▶ _TESTO DA ESAMINARE_
--------------------------------

San Benedetto, lo sfogo dell’ associazione commercianti Pda Shopping Center

Porto d'Ascoli - Mercatino di Natale in Piazza Cristo Re

di Stefania Mezzina

SAN BENEDETTO – La Città di Babbo Natale a Porto d’Ascoli è stato un successo e ha richiamato tantissime persone che hanno fatto tappa nella Casa di Babbo Natale e alla pista sul ghiaccio con annesso mercatino. Eppure il direttivo dell’associazione di commercianti Pda Shopping Center non è soddisfatto, a causa del trattamento riservato a loro e agli eventi da parte della politica.

Si sono sfogati solo al termine del cartellone che li ha tenuti impegnati dall’8 dicembre, ma in realtà, per i preparativi da molto tempo prima. “Ci sono state troppe polemiche intorno ad una manifestazione che è stata a costo zero per il comune e che ci ha visto in prima persona sacrificare soldi e tempo. Invece di ringraziare tutti e parlare del richiamo ottenuto ai vari eventi si è parlato dei parcheggi tolti a causa della presenza della pista di pattinaggio e della mancanza di autorizzazione a quest’ultimo – si esprimono così i vertici del direttivo, capitanati dal presidente Davide Portelli – più che un evento di Natale ci è sembrata una carnevalata per la città, per Porto d’ Ascoli. Non riusciamo ancora a spiegarci per quale motivo ci sia stato questo astio nei confronti della manifestazione e di chi vi lavora, ricordiamolo, volontariamente”.

--------------------------------

▶ _CONTENUTO DEL DATASET_
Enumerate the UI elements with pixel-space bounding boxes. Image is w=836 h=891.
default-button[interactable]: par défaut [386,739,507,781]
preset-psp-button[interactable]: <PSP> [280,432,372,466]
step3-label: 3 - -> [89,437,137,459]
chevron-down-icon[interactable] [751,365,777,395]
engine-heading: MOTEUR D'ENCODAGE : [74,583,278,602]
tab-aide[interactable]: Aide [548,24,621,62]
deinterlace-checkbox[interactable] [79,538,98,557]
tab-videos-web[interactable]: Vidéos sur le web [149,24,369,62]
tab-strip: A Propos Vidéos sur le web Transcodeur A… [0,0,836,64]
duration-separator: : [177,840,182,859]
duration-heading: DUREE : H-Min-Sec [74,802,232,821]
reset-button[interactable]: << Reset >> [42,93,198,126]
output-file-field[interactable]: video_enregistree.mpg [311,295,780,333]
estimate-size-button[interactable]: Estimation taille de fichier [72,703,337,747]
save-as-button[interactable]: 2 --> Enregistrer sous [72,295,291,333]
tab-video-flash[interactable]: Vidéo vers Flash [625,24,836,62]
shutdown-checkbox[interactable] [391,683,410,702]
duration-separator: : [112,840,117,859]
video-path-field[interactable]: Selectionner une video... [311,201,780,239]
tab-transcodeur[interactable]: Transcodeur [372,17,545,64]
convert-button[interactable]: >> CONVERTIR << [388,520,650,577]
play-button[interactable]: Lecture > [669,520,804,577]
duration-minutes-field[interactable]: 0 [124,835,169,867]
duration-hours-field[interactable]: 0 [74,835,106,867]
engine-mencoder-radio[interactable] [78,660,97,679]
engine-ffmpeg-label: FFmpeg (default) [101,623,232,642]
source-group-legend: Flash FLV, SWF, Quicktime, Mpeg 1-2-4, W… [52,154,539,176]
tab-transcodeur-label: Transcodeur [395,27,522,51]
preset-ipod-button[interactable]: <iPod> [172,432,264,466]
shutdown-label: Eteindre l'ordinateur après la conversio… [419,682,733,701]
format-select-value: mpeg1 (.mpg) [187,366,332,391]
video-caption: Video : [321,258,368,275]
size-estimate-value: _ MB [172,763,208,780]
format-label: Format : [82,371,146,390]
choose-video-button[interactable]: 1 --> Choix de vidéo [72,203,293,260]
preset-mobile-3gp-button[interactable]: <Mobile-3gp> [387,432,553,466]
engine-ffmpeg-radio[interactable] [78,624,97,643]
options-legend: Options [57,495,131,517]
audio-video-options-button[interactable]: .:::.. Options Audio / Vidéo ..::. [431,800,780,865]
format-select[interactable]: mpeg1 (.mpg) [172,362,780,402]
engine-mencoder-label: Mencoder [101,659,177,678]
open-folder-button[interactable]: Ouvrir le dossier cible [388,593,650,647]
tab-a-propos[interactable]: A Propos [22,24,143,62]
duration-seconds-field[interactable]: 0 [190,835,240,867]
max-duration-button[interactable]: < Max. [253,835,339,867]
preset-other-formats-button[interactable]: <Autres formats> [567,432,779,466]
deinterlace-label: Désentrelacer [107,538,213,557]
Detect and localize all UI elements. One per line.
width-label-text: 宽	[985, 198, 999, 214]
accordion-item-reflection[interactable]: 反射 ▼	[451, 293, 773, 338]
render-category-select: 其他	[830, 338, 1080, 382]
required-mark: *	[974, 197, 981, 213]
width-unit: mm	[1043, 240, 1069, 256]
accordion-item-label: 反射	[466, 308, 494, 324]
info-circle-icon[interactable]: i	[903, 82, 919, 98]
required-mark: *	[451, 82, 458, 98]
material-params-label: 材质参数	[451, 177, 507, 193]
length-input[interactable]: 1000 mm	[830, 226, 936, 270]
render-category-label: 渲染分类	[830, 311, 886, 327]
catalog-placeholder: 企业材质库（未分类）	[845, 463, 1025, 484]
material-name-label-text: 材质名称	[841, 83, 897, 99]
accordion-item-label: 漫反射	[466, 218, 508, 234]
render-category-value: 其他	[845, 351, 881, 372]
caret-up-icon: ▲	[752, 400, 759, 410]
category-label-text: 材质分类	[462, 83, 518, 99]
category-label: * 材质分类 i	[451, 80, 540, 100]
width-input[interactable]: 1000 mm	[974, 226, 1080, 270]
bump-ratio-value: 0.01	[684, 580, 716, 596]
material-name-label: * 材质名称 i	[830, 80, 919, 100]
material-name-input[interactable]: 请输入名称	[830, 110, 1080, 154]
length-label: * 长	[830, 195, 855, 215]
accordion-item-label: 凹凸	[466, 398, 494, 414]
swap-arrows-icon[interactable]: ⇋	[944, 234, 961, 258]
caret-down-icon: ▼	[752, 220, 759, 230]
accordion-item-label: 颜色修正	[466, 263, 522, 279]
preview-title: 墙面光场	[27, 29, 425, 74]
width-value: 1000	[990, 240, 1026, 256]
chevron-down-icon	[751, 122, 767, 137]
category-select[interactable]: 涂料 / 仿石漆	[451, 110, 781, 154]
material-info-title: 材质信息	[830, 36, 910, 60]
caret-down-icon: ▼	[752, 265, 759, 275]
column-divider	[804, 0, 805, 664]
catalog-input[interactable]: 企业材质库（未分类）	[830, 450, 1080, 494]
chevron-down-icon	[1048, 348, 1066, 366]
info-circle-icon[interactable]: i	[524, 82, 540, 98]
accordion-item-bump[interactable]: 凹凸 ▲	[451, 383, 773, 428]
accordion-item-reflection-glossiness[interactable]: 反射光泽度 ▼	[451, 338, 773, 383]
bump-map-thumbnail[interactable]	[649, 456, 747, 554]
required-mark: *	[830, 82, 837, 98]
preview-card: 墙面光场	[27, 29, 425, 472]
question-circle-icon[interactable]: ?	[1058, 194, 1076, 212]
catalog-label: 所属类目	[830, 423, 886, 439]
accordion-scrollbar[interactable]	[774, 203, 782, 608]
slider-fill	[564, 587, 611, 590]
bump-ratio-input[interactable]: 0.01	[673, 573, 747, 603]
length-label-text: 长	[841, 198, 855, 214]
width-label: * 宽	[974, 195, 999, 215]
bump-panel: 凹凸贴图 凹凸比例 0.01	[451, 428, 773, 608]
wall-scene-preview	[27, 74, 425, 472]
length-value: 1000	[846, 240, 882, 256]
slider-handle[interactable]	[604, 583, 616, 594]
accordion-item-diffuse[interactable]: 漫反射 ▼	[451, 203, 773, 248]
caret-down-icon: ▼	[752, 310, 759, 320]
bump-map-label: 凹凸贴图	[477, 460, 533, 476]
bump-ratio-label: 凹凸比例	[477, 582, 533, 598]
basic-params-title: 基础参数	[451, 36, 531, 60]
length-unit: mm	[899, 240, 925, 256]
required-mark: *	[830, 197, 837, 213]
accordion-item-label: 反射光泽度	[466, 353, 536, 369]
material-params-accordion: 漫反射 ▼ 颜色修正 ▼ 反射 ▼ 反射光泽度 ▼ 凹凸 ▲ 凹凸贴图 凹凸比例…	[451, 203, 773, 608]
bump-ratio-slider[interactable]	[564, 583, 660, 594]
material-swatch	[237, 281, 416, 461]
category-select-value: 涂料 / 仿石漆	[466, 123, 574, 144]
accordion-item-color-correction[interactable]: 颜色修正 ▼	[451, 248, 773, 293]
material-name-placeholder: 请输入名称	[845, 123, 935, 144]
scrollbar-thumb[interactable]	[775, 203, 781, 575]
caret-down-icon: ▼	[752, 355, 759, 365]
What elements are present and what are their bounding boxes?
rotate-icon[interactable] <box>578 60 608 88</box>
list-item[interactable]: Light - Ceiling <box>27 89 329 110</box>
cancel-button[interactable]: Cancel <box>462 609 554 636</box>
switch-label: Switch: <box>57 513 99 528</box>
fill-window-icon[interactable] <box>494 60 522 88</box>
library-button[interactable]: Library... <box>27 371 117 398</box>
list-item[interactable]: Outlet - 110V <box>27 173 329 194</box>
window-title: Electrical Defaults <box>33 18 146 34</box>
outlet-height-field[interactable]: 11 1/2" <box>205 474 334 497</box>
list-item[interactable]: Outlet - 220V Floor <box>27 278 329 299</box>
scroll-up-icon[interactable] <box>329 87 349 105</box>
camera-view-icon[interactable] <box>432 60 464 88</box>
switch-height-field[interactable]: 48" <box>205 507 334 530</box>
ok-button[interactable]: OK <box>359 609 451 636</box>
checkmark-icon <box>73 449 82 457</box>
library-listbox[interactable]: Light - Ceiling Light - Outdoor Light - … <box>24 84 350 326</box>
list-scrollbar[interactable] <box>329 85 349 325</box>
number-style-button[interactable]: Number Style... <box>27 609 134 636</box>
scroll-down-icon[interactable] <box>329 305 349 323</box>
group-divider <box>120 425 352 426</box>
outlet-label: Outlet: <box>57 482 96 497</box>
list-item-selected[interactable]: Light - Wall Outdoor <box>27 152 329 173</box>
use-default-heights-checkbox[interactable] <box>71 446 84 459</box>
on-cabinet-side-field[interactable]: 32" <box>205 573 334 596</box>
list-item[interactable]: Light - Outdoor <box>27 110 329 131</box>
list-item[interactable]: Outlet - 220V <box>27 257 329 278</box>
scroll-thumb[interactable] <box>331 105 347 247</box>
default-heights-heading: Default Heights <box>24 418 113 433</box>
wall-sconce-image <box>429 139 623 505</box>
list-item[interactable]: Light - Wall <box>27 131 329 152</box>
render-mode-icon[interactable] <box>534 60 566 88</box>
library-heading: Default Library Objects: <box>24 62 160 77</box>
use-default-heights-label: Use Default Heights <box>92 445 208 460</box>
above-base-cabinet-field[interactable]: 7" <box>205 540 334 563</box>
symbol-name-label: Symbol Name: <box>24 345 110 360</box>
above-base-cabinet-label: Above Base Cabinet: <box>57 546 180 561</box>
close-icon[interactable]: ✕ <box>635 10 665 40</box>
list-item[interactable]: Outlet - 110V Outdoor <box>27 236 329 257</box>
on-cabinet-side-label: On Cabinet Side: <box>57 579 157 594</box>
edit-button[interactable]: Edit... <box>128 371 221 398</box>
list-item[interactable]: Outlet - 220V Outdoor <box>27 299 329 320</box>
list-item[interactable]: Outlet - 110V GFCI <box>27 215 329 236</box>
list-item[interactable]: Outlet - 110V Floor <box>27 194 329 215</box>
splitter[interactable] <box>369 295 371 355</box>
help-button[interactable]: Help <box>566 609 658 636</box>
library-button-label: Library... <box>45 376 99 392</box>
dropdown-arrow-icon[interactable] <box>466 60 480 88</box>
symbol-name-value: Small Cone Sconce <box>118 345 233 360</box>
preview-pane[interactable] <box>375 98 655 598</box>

--------------------------------

▶ _ISTRUZIONI OPERATIVE_
Per ciascuna delle affermazioni seguenti indica se concorda con l'articolo sul Natale a Porto d'Ascoli, rispondendo sì o no e citando testualmente le parole decisive: 1. La manifestazione non ha avuto costi per il comune. 2. Il direttivo ha espresso il proprio malcontento prima dell'avvio del cartellone. 3. Gli eventi hanno impegnato l'associazione a partire dall'8 dicembre.

▶ _RISPOSTA FINALE_
1. Sì: «una manifestazione che è stata a costo zero per il comune».
2. No: «Si sono sfogati solo al termine del cartellone».
3. Sì: «li ha tenuti impegnati dall’8 dicembre».